Texto para leitura
As editoras começaram a responder aos escritores que tudo estava parado. Um amigo nosso da Sociedade Portuguesa de Autores transmitiu-nos que muitas obras estavam escritas e prontas para serem lançadas, mas que as editoras têm tomado algumas atitudes que só prejudicam os escritores. As pessoas das artes em geral protestaram e apelaram ao Governo que os ajudasse. O apoio foi praticamente nulo, com excepção para o programa Protege da Câmara Municipal de Lisboa.

A cultura em Portugal está cada vez mais desprezada e o que interessa aos governantes são os aeroportos, os TGV’s, as barragens e que hajam muitos empresários a edificarem hotéis para os turistas. A cultura para quem governa é algo semelhante a uma sanita. Mas, felizmente, ainda há quem lute em defesa dos valores culturais e organize eventos que incentivam os escritores e premeiam as suas obras. Foi o caso exemplar do evento Correntes d’Escritas que se realizou, mais uma vez, no final do mês passado, na Póvoa de Varzim.

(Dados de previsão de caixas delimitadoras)
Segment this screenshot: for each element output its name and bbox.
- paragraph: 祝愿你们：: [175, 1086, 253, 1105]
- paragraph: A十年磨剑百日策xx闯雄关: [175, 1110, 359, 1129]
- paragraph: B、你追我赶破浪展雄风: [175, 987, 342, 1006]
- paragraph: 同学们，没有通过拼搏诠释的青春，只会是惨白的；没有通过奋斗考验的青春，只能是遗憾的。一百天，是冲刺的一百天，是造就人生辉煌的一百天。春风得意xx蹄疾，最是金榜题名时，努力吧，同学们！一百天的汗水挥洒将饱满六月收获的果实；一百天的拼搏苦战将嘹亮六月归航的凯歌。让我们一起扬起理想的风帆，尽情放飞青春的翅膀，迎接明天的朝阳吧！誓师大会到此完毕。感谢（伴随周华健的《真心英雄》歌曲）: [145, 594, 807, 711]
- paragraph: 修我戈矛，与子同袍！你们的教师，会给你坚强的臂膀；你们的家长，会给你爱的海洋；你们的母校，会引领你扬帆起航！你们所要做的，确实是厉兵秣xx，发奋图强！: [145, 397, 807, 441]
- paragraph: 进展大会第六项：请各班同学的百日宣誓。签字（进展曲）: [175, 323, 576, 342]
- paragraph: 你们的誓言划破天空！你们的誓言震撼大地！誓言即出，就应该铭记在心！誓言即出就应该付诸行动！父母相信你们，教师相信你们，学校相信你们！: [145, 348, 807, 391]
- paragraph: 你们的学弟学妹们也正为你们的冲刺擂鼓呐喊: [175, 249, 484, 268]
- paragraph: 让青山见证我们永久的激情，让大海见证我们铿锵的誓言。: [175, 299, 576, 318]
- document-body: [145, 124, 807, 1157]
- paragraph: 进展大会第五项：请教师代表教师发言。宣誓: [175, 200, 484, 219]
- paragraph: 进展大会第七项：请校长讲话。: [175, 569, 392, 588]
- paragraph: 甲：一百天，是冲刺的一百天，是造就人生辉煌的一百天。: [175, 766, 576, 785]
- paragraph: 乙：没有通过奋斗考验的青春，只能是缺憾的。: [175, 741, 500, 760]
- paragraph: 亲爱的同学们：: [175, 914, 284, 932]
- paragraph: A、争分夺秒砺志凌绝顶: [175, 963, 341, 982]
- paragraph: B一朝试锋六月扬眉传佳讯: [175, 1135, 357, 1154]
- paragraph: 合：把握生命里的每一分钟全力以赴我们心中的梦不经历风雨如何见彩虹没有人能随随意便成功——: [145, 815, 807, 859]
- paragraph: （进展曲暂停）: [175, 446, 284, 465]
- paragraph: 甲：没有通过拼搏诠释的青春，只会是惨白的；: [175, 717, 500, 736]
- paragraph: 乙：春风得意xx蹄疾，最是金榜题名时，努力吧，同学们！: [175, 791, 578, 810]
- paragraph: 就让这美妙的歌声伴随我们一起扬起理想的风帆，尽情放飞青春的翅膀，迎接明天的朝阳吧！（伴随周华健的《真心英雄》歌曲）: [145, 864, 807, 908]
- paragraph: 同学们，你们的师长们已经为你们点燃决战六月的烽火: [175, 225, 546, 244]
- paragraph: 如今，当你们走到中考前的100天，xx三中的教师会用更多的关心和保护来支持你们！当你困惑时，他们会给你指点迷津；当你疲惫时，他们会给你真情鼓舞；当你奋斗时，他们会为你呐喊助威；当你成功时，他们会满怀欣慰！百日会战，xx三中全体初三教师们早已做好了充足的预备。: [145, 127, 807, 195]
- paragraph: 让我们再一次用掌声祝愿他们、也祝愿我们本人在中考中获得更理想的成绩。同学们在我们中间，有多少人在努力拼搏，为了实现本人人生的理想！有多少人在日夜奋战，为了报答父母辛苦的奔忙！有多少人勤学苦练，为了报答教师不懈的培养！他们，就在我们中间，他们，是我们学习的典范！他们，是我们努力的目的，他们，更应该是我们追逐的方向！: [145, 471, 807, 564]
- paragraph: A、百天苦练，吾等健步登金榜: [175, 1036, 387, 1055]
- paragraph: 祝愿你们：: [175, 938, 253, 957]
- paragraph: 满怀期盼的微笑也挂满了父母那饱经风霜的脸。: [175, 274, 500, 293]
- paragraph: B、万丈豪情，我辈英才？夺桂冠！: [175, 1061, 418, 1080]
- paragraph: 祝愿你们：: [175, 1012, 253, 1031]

Questões do material
- a) Reproduza, no texto sobre a cultura em Portugal, o trecho que começa nas palavras "As editoras começaram" e termina logo após "Municipal de Lisboa.".
- b) Dê seguimento ao texto sobre a cultura em Portugal, a partir da última frase apresentada.

Resultados por tarefa
- a)
As editoras começaram a responder aos escritores que tudo estava parado. Um amigo nosso da Sociedade Portuguesa de Autores transmitiu-nos que muitas obras estavam escritas e prontas para serem lançadas, mas que as editoras têm tomado algumas atitudes que só prejudicam os escritores. As pessoas das artes em geral protestaram e apelaram ao Governo que os ajudasse. O apoio foi praticamente nulo, com excepção para o programa Protege da Câmara Municipal de Lisboa.

- b)
Correntes d’Escritas é uma lufada de ar fresco no panorama cultural da literatura e os autores sentem que a organização de uma reunião deste tipo só alenta quem se sente inspirado a escrever. E Portugal tem escritores de enorme valia, mesmo admirados a nível internacional, tais como António Lobo Antunes, Afonso Cruz, José Luís Peixoto, Lídia Jorge, Válter Hugo Mãe, Carlos Morais José e Gonçalo M. Tavares, entre outros. Este ano, a escritora portuguesa Luísa Costa Gomes venceu o Prémio Literário Casino da Póvoa 2022 atribuído no âmbito do encontro literário Correntes d’Escritas, com o livro “Afastar-se”. O júri do concurso decidiu distinguir a obra desta escritora de 67 anos, de Lisboa, considerando a coerência na diversidade deste livro de contos, género em que a autora se tem destacado ao longo de vida literária, bem como a constante procura da forma adequada que

Luísa Costa Gomes persegue em cada conto. “No domínio da escrita, o trabalho da autora persiste com rigor constante”, destacou o júri, constituído por Ana Maria Pereirinha, Carlos Quiroga, Carlos Vaz Marques, Isabel Lucas e Isabel Pires de Lima, salientando ainda “o contundente uso da ironia na escrita de Luísa Costa Gomes”.

Mas, vocês acreditam que os canais de televisão mal fizeram referência a um evento desta tão importante envergadura no panorama cultural? É verdade, as televisões só se preocupam em programas para atrasados mentais, do tipo “Big Brother”. Uma vergonha e falta de profissionalismo de quem dirige esses órgãos de comunicação social. E esta foi a primeira vez que o principal prémio dos encontros Correntes d’Escritas foi atribuída a um livro de contos.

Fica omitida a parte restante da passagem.